== To do ==
Each entry below is to be duplicated verbatim.

== Dataset entries ==
========

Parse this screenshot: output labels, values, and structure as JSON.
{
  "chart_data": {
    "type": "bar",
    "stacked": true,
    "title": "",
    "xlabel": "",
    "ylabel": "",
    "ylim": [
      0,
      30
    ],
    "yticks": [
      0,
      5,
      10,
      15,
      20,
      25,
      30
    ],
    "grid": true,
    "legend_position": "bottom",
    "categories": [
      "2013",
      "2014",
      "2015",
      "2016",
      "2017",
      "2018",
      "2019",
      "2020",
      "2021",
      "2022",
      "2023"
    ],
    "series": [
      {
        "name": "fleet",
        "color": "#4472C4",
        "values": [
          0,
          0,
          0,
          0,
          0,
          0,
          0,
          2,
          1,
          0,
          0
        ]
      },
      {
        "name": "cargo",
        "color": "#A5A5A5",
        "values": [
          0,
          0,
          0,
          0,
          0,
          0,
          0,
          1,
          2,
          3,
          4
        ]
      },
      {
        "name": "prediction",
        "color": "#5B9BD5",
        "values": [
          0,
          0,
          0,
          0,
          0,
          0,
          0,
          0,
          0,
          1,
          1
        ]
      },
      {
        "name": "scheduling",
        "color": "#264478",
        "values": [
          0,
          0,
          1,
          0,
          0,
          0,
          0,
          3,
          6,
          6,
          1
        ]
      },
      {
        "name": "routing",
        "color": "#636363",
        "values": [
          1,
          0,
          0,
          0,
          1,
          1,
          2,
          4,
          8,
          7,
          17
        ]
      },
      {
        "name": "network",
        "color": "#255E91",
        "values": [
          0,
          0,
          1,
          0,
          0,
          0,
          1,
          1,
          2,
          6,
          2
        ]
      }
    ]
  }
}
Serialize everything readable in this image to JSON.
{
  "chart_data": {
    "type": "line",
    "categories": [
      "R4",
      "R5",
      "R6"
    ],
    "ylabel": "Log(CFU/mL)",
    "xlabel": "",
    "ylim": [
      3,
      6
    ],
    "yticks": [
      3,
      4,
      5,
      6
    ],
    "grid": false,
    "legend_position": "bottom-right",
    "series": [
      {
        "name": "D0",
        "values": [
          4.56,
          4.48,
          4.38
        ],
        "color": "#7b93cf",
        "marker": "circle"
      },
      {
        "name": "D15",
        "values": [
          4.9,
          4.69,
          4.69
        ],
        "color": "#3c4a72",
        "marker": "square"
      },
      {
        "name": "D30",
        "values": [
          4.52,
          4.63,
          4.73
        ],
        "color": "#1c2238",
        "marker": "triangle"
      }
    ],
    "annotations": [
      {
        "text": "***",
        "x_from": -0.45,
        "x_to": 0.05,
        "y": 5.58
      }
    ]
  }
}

========

== Final result ==
Parse this screenshot: output labels, values, and structure as JSON.
{
  "chart_data": {
    "type": "bar",
    "stacked": true,
    "title": "",
    "xlabel": "",
    "ylabel": "",
    "ylim": [
      0,
      30
    ],
    "yticks": [
      0,
      5,
      10,
      15,
      20,
      25,
      30
    ],
    "grid": true,
    "legend_position": "bottom",
    "categories": [
      "2013",
      "2014",
      "2015",
      "2016",
      "2017",
      "2018",
      "2019",
      "2020",
      "2021",
      "2022",
      "2023"
    ],
    "series": [
      {
        "name": "fleet",
        "color": "#4472C4",
        "values": [
          0,
          0,
          0,
          0,
          0,
          0,
          0,
          2,
          1,
          0,
          0
        ]
      },
      {
        "name": "cargo",
        "color": "#A5A5A5",
        "values": [
          0,
          0,
          0,
          0,
          0,
          0,
          0,
          1,
          2,
          3,
          4
        ]
      },
      {
        "name": "prediction",
        "color": "#5B9BD5",
        "values": [
          0,
          0,
          0,
          0,
          0,
          0,
          0,
          0,
          0,
          1,
          1
        ]
      },
      {
        "name": "scheduling",
        "color": "#264478",
        "values": [
          0,
          0,
          1,
          0,
          0,
          0,
          0,
          3,
          6,
          6,
          1
        ]
      },
      {
        "name": "routing",
        "color": "#636363",
        "values": [
          1,
          0,
          0,
          0,
          1,
          1,
          2,
          4,
          8,
          7,
          17
        ]
      },
      {
        "name": "network",
        "color": "#255E91",
        "values": [
          0,
          0,
          1,
          0,
          0,
          0,
          1,
          1,
          2,
          6,
          2
        ]
      }
    ]
  }
}
Serialize everything readable in this image to JSON.
{
  "chart_data": {
    "type": "line",
    "categories": [
      "R4",
      "R5",
      "R6"
    ],
    "ylabel": "Log(CFU/mL)",
    "xlabel": "",
    "ylim": [
      3,
      6
    ],
    "yticks": [
      3,
      4,
      5,
      6
    ],
    "grid": false,
    "legend_position": "bottom-right",
    "series": [
      {
        "name": "D0",
        "values": [
          4.56,
          4.48,
          4.38
        ],
        "color": "#7b93cf",
        "marker": "circle"
      },
      {
        "name": "D15",
        "values": [
          4.9,
          4.69,
          4.69
        ],
        "color": "#3c4a72",
        "marker": "square"
      },
      {
        "name": "D30",
        "values": [
          4.52,
          4.63,
          4.73
        ],
        "color": "#1c2238",
        "marker": "triangle"
      }
    ],
    "annotations": [
      {
        "text": "***",
        "x_from": -0.45,
        "x_to": 0.05,
        "y": 5.58
      }
    ]
  }
}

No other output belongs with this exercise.